Dataset items
..........
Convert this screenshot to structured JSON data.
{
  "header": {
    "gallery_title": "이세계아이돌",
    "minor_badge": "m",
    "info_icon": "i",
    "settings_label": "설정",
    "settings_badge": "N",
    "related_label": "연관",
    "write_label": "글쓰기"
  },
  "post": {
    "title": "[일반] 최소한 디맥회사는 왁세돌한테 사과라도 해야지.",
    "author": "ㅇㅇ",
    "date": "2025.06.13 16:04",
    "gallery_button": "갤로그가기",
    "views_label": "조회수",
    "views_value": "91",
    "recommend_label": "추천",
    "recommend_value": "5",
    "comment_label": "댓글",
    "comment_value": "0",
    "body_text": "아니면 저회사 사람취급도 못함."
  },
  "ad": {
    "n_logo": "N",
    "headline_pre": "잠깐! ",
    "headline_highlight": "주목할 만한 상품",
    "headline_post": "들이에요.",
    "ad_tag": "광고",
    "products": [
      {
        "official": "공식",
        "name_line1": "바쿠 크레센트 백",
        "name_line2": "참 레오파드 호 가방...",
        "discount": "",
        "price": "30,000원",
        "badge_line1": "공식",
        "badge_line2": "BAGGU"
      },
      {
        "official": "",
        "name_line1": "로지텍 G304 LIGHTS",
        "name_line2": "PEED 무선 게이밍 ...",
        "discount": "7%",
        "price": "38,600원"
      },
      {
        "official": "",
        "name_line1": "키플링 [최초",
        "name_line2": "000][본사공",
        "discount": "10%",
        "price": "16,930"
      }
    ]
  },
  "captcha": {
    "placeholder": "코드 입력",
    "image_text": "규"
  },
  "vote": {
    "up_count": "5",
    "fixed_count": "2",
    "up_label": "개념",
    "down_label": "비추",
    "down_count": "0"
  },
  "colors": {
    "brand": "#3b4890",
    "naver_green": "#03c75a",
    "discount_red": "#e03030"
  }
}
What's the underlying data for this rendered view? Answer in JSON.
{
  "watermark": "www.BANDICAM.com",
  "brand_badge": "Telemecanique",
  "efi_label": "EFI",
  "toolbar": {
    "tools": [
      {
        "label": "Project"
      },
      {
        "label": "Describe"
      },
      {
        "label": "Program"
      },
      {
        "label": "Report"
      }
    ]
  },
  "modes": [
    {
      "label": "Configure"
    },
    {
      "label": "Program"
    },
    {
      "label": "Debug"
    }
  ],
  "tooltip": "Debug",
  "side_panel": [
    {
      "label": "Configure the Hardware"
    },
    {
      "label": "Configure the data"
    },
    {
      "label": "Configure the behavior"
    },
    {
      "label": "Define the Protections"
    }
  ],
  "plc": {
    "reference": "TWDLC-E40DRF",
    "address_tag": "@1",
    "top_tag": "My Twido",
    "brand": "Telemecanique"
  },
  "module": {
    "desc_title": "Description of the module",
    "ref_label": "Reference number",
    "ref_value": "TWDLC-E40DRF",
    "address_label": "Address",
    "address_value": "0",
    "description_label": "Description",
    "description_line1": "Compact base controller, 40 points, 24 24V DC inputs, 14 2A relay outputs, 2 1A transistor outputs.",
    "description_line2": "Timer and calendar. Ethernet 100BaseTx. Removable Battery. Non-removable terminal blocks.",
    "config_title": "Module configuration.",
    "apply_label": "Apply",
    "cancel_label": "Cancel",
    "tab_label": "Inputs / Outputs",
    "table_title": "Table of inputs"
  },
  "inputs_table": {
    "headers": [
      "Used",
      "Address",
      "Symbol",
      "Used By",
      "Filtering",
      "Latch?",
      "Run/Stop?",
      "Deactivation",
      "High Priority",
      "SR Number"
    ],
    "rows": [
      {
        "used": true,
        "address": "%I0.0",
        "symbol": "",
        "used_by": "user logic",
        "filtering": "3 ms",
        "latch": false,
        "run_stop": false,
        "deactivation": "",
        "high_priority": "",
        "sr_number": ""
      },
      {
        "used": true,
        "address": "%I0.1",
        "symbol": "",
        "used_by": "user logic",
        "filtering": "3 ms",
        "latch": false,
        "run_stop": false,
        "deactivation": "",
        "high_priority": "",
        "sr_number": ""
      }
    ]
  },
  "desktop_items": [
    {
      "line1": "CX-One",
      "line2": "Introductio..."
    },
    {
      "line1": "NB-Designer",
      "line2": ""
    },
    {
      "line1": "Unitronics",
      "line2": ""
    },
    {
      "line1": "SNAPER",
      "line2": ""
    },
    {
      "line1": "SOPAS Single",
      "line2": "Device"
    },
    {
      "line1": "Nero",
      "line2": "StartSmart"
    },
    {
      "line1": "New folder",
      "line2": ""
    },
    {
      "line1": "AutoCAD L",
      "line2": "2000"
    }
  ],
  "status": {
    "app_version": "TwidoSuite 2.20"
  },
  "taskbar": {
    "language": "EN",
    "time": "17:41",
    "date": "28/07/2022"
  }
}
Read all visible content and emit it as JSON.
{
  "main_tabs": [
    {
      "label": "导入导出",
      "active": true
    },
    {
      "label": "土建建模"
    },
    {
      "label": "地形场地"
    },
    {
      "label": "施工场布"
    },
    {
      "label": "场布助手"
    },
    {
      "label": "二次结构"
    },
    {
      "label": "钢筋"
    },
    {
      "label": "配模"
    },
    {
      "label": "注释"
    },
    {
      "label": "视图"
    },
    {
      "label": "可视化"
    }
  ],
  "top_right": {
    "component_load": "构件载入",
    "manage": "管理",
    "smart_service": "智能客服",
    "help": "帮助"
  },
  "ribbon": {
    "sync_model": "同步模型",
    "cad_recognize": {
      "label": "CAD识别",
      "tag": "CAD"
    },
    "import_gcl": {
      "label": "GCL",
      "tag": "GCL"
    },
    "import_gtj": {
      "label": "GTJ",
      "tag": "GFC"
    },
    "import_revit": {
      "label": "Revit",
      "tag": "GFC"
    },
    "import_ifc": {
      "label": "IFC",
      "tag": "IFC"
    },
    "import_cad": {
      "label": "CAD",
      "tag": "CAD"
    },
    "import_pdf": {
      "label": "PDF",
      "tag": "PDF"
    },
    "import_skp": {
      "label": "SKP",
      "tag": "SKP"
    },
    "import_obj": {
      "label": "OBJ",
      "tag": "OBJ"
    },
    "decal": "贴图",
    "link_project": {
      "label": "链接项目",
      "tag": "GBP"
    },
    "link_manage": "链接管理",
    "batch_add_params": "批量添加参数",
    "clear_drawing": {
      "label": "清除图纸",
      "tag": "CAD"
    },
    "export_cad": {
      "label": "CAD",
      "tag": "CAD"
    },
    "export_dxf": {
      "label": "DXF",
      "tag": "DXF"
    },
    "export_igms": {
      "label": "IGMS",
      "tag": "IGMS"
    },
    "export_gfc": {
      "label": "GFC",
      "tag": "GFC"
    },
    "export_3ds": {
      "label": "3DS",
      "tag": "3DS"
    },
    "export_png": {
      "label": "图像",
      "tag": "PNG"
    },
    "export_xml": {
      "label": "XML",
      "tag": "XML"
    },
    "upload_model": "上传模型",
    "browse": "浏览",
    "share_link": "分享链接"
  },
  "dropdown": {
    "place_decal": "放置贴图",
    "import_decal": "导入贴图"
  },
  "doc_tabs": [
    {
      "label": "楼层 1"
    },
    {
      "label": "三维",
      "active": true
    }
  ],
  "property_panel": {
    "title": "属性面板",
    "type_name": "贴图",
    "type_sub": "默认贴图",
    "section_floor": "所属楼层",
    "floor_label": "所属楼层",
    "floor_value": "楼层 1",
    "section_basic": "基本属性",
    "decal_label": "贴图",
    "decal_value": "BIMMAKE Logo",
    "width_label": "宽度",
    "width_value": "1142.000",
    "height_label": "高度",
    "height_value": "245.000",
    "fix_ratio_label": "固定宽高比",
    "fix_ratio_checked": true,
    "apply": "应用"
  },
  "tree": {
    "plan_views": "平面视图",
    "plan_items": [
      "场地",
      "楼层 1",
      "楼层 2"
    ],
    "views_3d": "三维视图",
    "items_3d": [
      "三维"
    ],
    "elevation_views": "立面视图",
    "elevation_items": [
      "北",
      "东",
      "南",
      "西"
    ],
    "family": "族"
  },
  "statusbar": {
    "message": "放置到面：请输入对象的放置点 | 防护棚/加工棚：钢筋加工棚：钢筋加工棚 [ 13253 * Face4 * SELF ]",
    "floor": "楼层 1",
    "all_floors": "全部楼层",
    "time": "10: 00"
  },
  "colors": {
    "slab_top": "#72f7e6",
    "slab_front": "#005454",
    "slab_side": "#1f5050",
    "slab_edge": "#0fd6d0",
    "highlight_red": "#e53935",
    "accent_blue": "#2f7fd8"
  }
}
..........
* [Problem description]: Find each line with the string "this" and copy it out.

* [Task solution]:
Convert this screenshot to structured JSON data.
What's the underlying data for this rendered view? Answer in JSON.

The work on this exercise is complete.